## Objective
All of the data below must be repeated exactly.

## Supplied data

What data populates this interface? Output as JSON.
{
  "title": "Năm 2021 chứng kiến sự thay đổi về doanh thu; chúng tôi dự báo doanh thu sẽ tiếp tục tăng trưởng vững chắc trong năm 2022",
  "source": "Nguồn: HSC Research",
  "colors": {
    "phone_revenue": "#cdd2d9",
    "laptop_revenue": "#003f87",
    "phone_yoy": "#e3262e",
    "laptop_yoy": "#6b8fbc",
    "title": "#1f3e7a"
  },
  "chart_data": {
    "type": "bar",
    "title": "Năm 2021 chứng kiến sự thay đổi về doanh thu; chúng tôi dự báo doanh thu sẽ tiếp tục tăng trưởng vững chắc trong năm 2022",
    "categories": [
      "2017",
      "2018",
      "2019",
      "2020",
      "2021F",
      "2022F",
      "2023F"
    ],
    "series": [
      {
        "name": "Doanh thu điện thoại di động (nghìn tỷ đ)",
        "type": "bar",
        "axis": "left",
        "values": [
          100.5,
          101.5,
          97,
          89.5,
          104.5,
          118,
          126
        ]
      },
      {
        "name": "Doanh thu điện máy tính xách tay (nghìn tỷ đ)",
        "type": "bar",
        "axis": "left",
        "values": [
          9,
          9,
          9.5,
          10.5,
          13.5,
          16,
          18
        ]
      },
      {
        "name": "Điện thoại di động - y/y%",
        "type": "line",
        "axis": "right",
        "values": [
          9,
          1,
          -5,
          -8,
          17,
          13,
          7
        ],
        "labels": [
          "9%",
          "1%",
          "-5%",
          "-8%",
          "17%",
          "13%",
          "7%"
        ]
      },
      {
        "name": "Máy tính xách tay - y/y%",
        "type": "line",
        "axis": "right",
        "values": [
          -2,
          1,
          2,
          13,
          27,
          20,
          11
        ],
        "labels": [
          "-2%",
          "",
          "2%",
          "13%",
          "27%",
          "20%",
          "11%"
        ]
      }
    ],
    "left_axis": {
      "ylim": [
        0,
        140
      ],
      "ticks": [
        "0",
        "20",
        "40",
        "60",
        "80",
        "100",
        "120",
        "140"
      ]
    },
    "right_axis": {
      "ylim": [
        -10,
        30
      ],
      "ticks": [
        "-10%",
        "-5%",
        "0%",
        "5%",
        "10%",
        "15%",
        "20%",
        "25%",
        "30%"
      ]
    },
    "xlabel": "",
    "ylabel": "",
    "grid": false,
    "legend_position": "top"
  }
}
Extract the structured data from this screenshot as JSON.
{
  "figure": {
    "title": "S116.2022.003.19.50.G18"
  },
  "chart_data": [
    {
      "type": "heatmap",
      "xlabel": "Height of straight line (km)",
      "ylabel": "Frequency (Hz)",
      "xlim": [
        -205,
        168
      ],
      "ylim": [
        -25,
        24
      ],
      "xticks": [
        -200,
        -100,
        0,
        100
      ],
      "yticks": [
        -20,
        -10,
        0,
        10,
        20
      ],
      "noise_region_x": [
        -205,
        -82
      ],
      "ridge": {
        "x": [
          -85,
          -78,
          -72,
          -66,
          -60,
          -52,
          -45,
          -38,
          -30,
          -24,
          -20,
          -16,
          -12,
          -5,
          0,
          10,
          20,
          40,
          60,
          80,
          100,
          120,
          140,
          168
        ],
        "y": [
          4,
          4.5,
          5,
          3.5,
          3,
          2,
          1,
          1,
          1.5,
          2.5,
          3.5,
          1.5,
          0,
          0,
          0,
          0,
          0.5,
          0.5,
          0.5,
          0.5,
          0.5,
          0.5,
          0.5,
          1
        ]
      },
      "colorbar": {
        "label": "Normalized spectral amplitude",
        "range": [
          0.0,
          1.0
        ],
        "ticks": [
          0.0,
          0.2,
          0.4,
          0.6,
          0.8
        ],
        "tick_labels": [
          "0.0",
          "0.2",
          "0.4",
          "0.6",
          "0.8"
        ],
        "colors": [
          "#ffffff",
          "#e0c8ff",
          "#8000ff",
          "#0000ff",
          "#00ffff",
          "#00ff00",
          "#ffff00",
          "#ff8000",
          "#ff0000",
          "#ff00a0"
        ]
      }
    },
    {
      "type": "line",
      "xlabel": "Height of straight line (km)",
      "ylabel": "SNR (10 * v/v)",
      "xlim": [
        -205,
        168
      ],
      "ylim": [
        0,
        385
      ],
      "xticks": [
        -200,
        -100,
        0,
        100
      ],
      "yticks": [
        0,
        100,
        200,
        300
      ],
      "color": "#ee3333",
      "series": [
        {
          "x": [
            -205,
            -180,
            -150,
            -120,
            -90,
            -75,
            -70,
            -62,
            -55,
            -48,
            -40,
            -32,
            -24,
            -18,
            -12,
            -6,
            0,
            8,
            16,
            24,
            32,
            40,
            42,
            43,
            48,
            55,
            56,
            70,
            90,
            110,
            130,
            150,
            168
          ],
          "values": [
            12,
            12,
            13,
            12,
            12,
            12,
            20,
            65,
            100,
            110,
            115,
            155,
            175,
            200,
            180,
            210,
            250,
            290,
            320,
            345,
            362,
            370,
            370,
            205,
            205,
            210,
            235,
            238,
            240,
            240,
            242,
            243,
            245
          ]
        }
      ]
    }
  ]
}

## Result for this task
What data populates this interface? Output as JSON.
{
  "title": "Năm 2021 chứng kiến sự thay đổi về doanh thu; chúng tôi dự báo doanh thu sẽ tiếp tục tăng trưởng vững chắc trong năm 2022",
  "source": "Nguồn: HSC Research",
  "colors": {
    "phone_revenue": "#cdd2d9",
    "laptop_revenue": "#003f87",
    "phone_yoy": "#e3262e",
    "laptop_yoy": "#6b8fbc",
    "title": "#1f3e7a"
  },
  "chart_data": {
    "type": "bar",
    "title": "Năm 2021 chứng kiến sự thay đổi về doanh thu; chúng tôi dự báo doanh thu sẽ tiếp tục tăng trưởng vững chắc trong năm 2022",
    "categories": [
      "2017",
      "2018",
      "2019",
      "2020",
      "2021F",
      "2022F",
      "2023F"
    ],
    "series": [
      {
        "name": "Doanh thu điện thoại di động (nghìn tỷ đ)",
        "type": "bar",
        "axis": "left",
        "values": [
          100.5,
          101.5,
          97,
          89.5,
          104.5,
          118,
          126
        ]
      },
      {
        "name": "Doanh thu điện máy tính xách tay (nghìn tỷ đ)",
        "type": "bar",
        "axis": "left",
        "values": [
          9,
          9,
          9.5,
          10.5,
          13.5,
          16,
          18
        ]
      },
      {
        "name": "Điện thoại di động - y/y%",
        "type": "line",
        "axis": "right",
        "values": [
          9,
          1,
          -5,
          -8,
          17,
          13,
          7
        ],
        "labels": [
          "9%",
          "1%",
          "-5%",
          "-8%",
          "17%",
          "13%",
          "7%"
        ]
      },
      {
        "name": "Máy tính xách tay - y/y%",
        "type": "line",
        "axis": "right",
        "values": [
          -2,
          1,
          2,
          13,
          27,
          20,
          11
        ],
        "labels": [
          "-2%",
          "",
          "2%",
          "13%",
          "27%",
          "20%",
          "11%"
        ]
      }
    ],
    "left_axis": {
      "ylim": [
        0,
        140
      ],
      "ticks": [
        "0",
        "20",
        "40",
        "60",
        "80",
        "100",
        "120",
        "140"
      ]
    },
    "right_axis": {
      "ylim": [
        -10,
        30
      ],
      "ticks": [
        "-10%",
        "-5%",
        "0%",
        "5%",
        "10%",
        "15%",
        "20%",
        "25%",
        "30%"
      ]
    },
    "xlabel": "",
    "ylabel": "",
    "grid": false,
    "legend_position": "top"
  }
}
Extract the structured data from this screenshot as JSON.
{
  "figure": {
    "title": "S116.2022.003.19.50.G18"
  },
  "chart_data": [
    {
      "type": "heatmap",
      "xlabel": "Height of straight line (km)",
      "ylabel": "Frequency (Hz)",
      "xlim": [
        -205,
        168
      ],
      "ylim": [
        -25,
        24
      ],
      "xticks": [
        -200,
        -100,
        0,
        100
      ],
      "yticks": [
        -20,
        -10,
        0,
        10,
        20
      ],
      "noise_region_x": [
        -205,
        -82
      ],
      "ridge": {
        "x": [
          -85,
          -78,
          -72,
          -66,
          -60,
          -52,
          -45,
          -38,
          -30,
          -24,
          -20,
          -16,
          -12,
          -5,
          0,
          10,
          20,
          40,
          60,
          80,
          100,
          120,
          140,
          168
        ],
        "y": [
          4,
          4.5,
          5,
          3.5,
          3,
          2,
          1,
          1,
          1.5,
          2.5,
          3.5,
          1.5,
          0,
          0,
          0,
          0,
          0.5,
          0.5,
          0.5,
          0.5,
          0.5,
          0.5,
          0.5,
          1
        ]
      },
      "colorbar": {
        "label": "Normalized spectral amplitude",
        "range": [
          0.0,
          1.0
        ],
        "ticks": [
          0.0,
          0.2,
          0.4,
          0.6,
          0.8
        ],
        "tick_labels": [
          "0.0",
          "0.2",
          "0.4",
          "0.6",
          "0.8"
        ],
        "colors": [
          "#ffffff",
          "#e0c8ff",
          "#8000ff",
          "#0000ff",
          "#00ffff",
          "#00ff00",
          "#ffff00",
          "#ff8000",
          "#ff0000",
          "#ff00a0"
        ]
      }
    },
    {
      "type": "line",
      "xlabel": "Height of straight line (km)",
      "ylabel": "SNR (10 * v/v)",
      "xlim": [
        -205,
        168
      ],
      "ylim": [
        0,
        385
      ],
      "xticks": [
        -200,
        -100,
        0,
        100
      ],
      "yticks": [
        0,
        100,
        200,
        300
      ],
      "color": "#ee3333",
      "series": [
        {
          "x": [
            -205,
            -180,
            -150,
            -120,
            -90,
            -75,
            -70,
            -62,
            -55,
            -48,
            -40,
            -32,
            -24,
            -18,
            -12,
            -6,
            0,
            8,
            16,
            24,
            32,
            40,
            42,
            43,
            48,
            55,
            56,
            70,
            90,
            110,
            130,
            150,
            168
          ],
          "values": [
            12,
            12,
            13,
            12,
            12,
            12,
            20,
            65,
            100,
            110,
            115,
            155,
            175,
            200,
            180,
            210,
            250,
            290,
            320,
            345,
            362,
            370,
            370,
            205,
            205,
            210,
            235,
            238,
            240,
            240,
            242,
            243,
            245
          ]
        }
      ]
    }
  ]
}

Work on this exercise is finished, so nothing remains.